**Task to carry out:** Scan the material below for the string "Conifer", and copy every line where it shows up.

──────── Stored records

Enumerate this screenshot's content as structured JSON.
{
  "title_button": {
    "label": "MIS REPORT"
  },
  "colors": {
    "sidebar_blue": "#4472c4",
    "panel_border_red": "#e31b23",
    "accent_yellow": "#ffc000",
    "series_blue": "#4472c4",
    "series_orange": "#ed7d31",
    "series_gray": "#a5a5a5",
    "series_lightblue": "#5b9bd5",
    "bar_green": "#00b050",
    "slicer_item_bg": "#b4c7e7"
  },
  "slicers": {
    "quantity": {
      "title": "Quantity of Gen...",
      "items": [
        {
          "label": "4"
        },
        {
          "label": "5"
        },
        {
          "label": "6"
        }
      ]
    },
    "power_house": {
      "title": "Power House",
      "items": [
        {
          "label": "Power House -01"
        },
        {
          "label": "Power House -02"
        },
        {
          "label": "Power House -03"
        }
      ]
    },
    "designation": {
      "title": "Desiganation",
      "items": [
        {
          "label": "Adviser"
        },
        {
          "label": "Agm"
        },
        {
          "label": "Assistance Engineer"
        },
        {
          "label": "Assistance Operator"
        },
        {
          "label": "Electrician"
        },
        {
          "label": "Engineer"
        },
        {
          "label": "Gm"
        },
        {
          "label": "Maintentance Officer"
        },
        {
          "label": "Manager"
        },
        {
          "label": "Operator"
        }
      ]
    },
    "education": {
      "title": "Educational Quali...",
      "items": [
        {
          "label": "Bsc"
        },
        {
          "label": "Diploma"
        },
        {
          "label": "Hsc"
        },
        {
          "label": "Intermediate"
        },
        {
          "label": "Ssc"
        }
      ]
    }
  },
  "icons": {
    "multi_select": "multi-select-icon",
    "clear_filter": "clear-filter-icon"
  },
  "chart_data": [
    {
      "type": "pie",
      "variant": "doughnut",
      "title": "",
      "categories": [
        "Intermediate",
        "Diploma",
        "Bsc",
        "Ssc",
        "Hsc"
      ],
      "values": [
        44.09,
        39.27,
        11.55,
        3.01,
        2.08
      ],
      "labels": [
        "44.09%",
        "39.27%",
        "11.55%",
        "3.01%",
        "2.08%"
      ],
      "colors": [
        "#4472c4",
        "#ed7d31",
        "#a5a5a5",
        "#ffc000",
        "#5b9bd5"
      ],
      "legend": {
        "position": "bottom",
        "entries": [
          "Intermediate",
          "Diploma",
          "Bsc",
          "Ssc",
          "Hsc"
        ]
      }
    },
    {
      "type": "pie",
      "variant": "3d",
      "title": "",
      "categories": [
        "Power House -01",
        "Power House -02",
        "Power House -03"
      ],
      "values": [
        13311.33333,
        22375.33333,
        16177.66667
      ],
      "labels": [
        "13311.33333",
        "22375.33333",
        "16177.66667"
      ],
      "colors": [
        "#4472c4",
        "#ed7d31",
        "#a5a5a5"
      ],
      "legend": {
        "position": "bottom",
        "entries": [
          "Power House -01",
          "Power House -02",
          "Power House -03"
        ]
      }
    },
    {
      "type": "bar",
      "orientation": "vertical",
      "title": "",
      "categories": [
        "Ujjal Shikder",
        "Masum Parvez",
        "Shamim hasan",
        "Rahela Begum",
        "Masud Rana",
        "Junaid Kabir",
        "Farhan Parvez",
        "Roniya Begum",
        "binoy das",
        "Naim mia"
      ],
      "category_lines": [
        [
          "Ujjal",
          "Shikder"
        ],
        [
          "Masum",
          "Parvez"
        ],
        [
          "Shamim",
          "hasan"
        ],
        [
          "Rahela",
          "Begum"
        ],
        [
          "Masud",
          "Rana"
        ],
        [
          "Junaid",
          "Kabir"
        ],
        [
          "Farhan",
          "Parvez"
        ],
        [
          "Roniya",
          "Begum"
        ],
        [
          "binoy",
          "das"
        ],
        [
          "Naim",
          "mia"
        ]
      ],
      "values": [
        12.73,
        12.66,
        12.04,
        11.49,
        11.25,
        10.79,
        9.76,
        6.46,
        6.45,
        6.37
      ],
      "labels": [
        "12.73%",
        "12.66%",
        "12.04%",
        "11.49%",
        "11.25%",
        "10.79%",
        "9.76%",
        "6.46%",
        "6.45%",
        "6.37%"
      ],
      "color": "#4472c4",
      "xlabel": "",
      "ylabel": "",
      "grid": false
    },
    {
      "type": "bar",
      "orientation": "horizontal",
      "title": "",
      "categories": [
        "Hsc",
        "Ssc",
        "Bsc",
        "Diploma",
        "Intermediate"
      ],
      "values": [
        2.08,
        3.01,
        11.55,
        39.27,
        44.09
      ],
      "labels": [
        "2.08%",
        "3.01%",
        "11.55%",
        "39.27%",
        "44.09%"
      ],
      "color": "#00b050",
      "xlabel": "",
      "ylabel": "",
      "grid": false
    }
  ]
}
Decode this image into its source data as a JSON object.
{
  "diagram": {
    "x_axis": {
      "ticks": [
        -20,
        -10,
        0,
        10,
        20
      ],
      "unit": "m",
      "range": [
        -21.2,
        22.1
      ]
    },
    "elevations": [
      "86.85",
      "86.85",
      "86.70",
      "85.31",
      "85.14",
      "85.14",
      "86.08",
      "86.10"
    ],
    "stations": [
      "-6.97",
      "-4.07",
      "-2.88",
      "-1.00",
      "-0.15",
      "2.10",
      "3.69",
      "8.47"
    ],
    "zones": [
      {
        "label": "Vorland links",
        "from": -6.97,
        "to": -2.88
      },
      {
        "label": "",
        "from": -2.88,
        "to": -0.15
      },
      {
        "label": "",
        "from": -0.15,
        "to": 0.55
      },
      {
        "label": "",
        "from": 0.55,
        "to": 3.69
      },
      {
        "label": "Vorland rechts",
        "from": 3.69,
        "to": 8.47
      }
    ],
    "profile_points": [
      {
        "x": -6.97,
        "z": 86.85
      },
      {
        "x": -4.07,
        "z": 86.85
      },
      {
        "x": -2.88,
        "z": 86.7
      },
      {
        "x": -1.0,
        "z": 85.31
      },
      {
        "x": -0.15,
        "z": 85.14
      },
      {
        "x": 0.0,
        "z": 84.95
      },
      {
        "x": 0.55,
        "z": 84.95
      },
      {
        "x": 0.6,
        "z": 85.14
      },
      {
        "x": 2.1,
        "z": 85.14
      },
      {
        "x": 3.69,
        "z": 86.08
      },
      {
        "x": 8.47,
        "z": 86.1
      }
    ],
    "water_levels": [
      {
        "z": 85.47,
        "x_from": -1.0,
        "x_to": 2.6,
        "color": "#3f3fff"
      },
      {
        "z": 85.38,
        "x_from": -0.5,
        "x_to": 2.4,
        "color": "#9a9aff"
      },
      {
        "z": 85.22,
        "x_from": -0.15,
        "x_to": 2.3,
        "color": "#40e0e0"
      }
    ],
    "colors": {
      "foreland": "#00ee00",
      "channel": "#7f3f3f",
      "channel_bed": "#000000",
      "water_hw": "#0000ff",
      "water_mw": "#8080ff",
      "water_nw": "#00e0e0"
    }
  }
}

────────────────
──────── Stored records

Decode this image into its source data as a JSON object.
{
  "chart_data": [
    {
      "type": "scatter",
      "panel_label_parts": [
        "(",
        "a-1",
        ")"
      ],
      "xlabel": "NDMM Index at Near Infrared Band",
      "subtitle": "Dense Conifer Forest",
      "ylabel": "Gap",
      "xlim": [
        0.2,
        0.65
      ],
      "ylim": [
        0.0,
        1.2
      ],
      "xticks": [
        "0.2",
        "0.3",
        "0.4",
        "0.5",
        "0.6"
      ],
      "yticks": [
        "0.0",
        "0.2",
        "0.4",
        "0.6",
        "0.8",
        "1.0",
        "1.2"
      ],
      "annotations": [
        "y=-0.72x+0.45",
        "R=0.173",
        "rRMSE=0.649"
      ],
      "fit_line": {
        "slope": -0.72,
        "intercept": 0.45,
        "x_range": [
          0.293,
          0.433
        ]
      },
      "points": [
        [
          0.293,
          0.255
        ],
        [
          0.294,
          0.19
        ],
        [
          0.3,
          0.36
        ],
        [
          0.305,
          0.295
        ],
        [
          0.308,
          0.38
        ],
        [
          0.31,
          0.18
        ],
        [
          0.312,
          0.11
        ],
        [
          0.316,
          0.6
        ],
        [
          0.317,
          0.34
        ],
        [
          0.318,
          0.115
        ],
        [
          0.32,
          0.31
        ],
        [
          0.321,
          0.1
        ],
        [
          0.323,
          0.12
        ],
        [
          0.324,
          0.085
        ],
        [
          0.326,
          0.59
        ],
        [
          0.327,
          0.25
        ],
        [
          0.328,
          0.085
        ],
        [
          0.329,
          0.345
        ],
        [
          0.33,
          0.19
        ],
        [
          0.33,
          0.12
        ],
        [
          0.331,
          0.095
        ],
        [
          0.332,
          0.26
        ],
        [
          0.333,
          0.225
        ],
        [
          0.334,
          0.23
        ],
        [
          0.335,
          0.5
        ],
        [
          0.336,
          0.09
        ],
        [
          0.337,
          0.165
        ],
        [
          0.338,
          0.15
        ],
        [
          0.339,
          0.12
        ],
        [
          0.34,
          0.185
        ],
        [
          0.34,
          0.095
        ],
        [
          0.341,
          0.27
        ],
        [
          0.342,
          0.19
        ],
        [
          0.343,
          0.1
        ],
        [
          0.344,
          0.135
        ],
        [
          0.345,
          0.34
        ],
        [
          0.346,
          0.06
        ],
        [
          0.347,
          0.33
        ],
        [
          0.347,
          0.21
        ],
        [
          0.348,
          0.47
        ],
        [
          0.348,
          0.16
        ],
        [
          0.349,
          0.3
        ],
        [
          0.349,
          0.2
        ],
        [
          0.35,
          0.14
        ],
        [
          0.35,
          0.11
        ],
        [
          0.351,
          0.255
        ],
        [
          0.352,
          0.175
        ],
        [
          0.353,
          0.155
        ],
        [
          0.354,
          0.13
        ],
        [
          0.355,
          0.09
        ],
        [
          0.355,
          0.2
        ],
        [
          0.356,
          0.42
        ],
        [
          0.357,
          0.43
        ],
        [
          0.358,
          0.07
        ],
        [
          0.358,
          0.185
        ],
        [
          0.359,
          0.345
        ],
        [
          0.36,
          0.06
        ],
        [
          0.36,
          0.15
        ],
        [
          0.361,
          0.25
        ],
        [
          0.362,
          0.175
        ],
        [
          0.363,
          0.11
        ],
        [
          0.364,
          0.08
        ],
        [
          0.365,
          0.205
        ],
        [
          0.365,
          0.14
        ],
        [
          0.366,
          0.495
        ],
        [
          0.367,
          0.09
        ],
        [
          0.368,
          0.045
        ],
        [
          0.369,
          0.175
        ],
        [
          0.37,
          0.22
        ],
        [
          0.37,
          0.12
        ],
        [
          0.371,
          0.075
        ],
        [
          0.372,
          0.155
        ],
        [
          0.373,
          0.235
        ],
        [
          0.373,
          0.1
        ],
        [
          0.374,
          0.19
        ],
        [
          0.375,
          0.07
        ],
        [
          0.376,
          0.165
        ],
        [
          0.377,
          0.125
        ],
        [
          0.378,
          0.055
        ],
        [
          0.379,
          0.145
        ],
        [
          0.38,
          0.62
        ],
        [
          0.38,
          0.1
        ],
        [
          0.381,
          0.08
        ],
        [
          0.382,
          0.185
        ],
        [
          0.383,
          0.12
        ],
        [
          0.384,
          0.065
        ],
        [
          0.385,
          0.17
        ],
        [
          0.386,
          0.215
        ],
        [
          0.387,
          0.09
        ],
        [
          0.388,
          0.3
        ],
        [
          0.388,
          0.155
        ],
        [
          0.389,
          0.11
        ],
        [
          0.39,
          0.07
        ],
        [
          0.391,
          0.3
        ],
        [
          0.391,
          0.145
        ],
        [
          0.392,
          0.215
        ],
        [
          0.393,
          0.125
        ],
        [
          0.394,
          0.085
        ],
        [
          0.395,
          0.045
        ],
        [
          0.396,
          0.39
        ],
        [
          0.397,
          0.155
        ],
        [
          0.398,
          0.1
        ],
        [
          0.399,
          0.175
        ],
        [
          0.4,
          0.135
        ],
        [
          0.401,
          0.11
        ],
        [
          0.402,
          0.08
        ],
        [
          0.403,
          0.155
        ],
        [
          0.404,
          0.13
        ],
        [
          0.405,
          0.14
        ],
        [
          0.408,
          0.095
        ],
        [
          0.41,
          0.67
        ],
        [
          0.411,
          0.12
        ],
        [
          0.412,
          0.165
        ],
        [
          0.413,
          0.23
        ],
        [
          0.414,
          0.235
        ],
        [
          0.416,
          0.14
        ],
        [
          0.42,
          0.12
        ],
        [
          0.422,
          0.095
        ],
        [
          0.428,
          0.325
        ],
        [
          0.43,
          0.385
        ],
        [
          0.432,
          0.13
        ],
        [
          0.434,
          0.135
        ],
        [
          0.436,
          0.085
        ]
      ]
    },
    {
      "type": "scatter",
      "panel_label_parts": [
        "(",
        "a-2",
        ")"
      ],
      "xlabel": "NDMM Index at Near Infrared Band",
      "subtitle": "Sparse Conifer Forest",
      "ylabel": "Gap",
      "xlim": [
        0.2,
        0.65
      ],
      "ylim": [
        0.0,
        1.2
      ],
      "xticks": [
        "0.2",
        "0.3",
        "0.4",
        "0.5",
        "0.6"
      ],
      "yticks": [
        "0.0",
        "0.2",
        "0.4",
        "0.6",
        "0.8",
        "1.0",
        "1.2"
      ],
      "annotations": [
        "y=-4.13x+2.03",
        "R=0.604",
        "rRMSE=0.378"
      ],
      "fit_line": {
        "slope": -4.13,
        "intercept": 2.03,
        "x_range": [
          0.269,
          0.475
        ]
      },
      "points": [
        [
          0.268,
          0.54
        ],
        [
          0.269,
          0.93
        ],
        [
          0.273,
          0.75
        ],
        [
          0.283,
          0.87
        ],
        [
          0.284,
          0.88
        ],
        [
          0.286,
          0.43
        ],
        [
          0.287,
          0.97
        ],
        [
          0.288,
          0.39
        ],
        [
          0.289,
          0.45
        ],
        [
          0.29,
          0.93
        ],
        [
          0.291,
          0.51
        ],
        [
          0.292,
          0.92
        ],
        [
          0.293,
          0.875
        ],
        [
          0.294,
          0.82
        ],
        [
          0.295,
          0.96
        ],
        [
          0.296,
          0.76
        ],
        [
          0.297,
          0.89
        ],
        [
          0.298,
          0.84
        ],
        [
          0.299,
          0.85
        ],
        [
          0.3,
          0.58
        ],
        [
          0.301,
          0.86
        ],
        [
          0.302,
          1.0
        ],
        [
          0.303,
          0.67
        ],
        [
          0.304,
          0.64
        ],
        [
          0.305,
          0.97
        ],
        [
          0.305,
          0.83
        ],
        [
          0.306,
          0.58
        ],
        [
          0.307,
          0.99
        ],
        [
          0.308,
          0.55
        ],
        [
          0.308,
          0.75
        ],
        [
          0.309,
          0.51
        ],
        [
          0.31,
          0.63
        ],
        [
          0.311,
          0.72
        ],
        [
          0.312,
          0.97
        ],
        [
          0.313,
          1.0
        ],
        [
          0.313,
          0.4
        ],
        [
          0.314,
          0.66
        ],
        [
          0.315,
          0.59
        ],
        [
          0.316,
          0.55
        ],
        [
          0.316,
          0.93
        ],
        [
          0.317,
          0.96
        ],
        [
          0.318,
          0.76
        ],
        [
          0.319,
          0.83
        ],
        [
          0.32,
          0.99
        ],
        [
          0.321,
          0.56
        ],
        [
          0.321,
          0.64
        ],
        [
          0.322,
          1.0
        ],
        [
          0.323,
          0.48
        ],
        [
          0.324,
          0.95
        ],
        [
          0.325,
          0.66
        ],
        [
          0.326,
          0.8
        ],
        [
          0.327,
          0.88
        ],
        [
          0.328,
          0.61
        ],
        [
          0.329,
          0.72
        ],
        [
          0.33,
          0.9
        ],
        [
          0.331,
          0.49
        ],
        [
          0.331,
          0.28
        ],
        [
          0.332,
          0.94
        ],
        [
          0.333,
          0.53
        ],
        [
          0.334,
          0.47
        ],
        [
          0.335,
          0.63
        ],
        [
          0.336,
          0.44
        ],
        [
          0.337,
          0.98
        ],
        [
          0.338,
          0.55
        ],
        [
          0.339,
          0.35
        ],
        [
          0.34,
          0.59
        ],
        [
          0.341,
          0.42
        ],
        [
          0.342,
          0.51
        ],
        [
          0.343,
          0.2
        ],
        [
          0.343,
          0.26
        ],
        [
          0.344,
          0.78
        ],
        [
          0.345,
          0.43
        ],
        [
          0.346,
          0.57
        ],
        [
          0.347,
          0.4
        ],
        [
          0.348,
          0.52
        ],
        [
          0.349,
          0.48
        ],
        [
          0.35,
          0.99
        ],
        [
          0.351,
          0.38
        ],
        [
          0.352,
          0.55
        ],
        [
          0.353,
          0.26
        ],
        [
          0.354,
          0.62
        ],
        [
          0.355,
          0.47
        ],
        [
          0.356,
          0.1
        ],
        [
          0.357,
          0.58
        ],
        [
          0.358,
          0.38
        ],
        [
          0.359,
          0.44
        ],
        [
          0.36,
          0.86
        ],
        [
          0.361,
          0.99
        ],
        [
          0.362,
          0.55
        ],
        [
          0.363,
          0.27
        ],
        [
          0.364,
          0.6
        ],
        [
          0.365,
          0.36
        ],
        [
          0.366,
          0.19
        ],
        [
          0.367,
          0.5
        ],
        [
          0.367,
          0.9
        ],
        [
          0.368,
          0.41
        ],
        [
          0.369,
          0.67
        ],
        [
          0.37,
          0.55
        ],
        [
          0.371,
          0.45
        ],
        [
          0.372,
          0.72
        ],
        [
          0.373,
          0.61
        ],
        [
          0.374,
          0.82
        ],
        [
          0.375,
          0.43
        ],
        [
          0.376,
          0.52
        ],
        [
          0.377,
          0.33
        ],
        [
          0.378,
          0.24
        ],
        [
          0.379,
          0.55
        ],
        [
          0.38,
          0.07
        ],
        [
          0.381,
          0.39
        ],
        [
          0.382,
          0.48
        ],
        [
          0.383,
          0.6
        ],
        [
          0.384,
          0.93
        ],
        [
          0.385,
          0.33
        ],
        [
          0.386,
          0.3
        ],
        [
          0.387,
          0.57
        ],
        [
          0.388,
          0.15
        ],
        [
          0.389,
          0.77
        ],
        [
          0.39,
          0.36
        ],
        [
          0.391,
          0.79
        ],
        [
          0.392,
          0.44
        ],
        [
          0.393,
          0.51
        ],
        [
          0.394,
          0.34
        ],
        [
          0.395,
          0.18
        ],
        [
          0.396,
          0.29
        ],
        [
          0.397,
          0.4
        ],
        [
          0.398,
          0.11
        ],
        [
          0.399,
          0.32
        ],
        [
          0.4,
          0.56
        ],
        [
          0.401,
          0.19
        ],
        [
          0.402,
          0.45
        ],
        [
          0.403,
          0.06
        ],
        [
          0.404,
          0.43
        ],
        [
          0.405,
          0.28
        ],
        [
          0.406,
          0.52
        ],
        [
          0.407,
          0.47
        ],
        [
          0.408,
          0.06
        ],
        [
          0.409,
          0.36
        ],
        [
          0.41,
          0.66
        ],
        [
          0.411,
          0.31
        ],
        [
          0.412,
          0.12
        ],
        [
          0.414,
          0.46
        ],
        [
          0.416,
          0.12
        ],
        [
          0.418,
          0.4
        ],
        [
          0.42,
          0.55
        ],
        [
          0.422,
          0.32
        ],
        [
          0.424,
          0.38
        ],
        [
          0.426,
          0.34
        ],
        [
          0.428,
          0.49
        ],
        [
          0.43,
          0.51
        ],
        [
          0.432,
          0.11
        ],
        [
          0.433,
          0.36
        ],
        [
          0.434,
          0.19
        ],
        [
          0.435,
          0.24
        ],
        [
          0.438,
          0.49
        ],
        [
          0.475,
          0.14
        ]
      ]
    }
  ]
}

────────────────
──────── Stored records

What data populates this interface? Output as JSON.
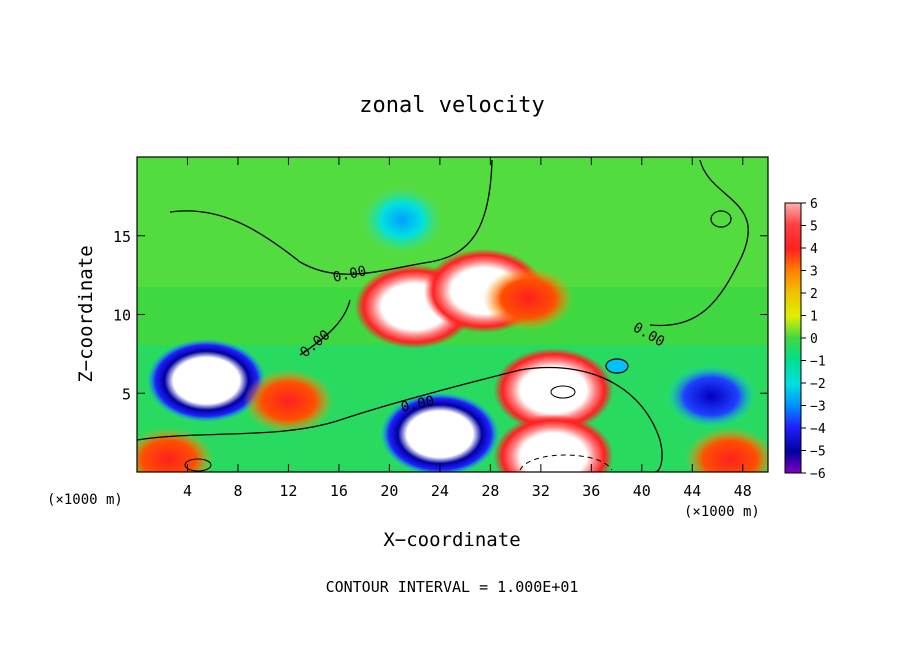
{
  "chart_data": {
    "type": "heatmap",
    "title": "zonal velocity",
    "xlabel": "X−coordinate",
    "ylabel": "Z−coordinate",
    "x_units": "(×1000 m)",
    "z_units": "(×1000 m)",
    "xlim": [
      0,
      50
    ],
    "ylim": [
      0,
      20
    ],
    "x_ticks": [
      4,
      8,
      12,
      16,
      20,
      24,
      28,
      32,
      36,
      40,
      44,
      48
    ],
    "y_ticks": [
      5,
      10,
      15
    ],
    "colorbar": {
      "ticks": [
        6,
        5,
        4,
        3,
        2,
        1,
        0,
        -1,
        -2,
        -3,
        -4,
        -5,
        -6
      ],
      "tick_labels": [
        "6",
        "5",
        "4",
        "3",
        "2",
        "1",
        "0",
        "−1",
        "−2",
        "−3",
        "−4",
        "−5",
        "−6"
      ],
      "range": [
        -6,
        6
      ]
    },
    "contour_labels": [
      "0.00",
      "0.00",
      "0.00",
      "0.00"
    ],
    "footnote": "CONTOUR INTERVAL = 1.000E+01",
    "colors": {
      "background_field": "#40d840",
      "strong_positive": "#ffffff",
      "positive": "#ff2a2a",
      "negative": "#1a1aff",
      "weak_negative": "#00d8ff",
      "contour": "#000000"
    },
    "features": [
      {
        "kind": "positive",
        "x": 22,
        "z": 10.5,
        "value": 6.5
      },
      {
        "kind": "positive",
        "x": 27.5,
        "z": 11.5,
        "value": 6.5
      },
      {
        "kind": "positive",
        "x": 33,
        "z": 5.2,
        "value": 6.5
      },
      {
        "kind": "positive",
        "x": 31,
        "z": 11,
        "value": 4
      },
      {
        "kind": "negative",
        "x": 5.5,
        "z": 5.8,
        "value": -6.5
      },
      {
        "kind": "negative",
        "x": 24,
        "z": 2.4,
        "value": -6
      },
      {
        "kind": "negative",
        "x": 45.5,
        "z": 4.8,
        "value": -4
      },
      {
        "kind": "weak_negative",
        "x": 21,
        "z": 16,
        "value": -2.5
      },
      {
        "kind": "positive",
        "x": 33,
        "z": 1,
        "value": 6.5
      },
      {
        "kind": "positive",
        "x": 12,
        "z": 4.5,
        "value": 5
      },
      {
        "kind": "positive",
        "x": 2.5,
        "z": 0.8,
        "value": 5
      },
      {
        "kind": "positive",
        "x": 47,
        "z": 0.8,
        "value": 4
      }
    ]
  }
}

────────────────

**Answer below:**
      "subtitle": "Dense Conifer Forest",
      "subtitle": "Sparse Conifer Forest",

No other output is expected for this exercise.